+++ Excerpt

The earth has had many ice ages in its 4.5-billion-year history. Most recently, beginning about one million years ago, the Great Ice Age occurred during a time period called the Pleistocene. This glacial period formed an ice sheet in North America, Northern Europe, Northern Asia, and Antarctica that expanded until it reached its maximum extent (the Last Glacial Maximum) about twenty thousand years ago. The Pleistocene Glaciation was not uniformly cold; short interglacial periods of warming occurred several times. Finally, about ten thousand years ago, the warming trend continued, melting the ice sheets and uncovering the northern continents. The northern part of Canada became free of ice about six thousand years ago. The mountain glaciers attached to the high mountain ranges of the American West are remnants of the Pleistocene period.

In more recent centuries, the earth experienced a shorter period of cold temperatures, called the Little Ice Age, beginning about 1650 and ending approximately in 1850, during which the planet cooled by about 1° Celsius. (The term "Little Ice Age" is used differently by different writers. Many use it to refer to the climate cooling from about 1300 to 1850, while others use it for the latter half of that interval, when cooling was greatest, beginning around 1550 or 1600.) The mountain glaciers that advanced during this period are currently retreating in response to today's higher temperatures.

Context

Monitoring glacier changes and drawing scientific conclusions about their retreat is not something new. As early as 1894 scientists began cataloging glaciers and their changes. These findings were published by the World Glacier Monitoring Service. Maximum extents of glaciers were computed by using the position of their terminal moraines, and their volumes were estimated by measuring the height of their lower end since it corresponds to the height of ice that used to occupy the glacial trough.

++++++
+++ Records supplied

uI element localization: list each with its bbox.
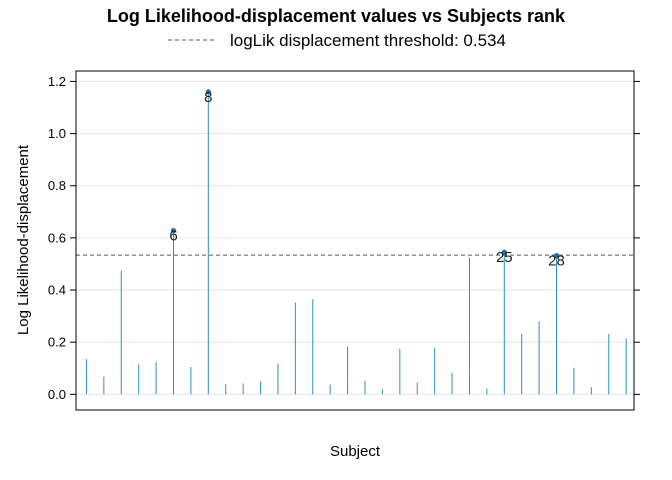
chart-title: Log Likelihood-displacement values vs Su… <box>107 6 566 26</box>
legend: logLik displacement threshold: 0.534 <box>168 31 506 50</box>
stems <box>85 91 627 395</box>
flagged-label-25: 25 <box>496 249 513 266</box>
point-labels: 6 8 25 28 <box>169 89 565 270</box>
y-axis-label: Log Likelihood-displacement <box>15 144 32 335</box>
y-axis: 0.0 0.2 0.4 0.6 0.8 1.0 1.2 <box>48 74 76 402</box>
flagged-label-6: 6 <box>169 228 177 245</box>
y-tick-label: 1.2 <box>48 74 66 89</box>
y-tick-label: 0.8 <box>48 178 66 193</box>
y-tick-label: 1.0 <box>48 126 66 141</box>
legend-label-threshold: logLik displacement threshold: 0.534 <box>230 31 506 50</box>
plot-frame <box>75 70 635 411</box>
grid <box>76 80 634 395</box>
flagged-label-8: 8 <box>204 89 212 106</box>
y-tick-label: 0.2 <box>48 335 66 350</box>
y-tick-label: 0.0 <box>48 387 66 402</box>
flagged-label-28: 28 <box>548 253 565 270</box>
y-tick-label: 0.4 <box>48 283 66 298</box>
x-axis-label: Subject <box>330 443 381 460</box>
points <box>170 89 560 259</box>
flagged-point-8 <box>205 89 211 95</box>
y-axis-right <box>634 80 640 395</box>
flagged-point-6 <box>170 227 177 234</box>
y-tick-label: 0.6 <box>48 230 66 245</box>
flagged-point-28 <box>553 253 560 259</box>
flagged-point-25 <box>501 249 507 255</box>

++++++

■ Job ■
Answer these from the ice ages text:
(a) About how long ago did the Last Glacial Maximum occur?
(b) By about how much did the planet cool during the Little Ice Age?
(c) In what year did scientists begin cataloging glaciers and their changes?
The material after the text comes from a separate, unrelated source.

■ Solved problem ■
(a) About twenty thousand years ago.
(b) About 1° Celsius.
(c) 1894.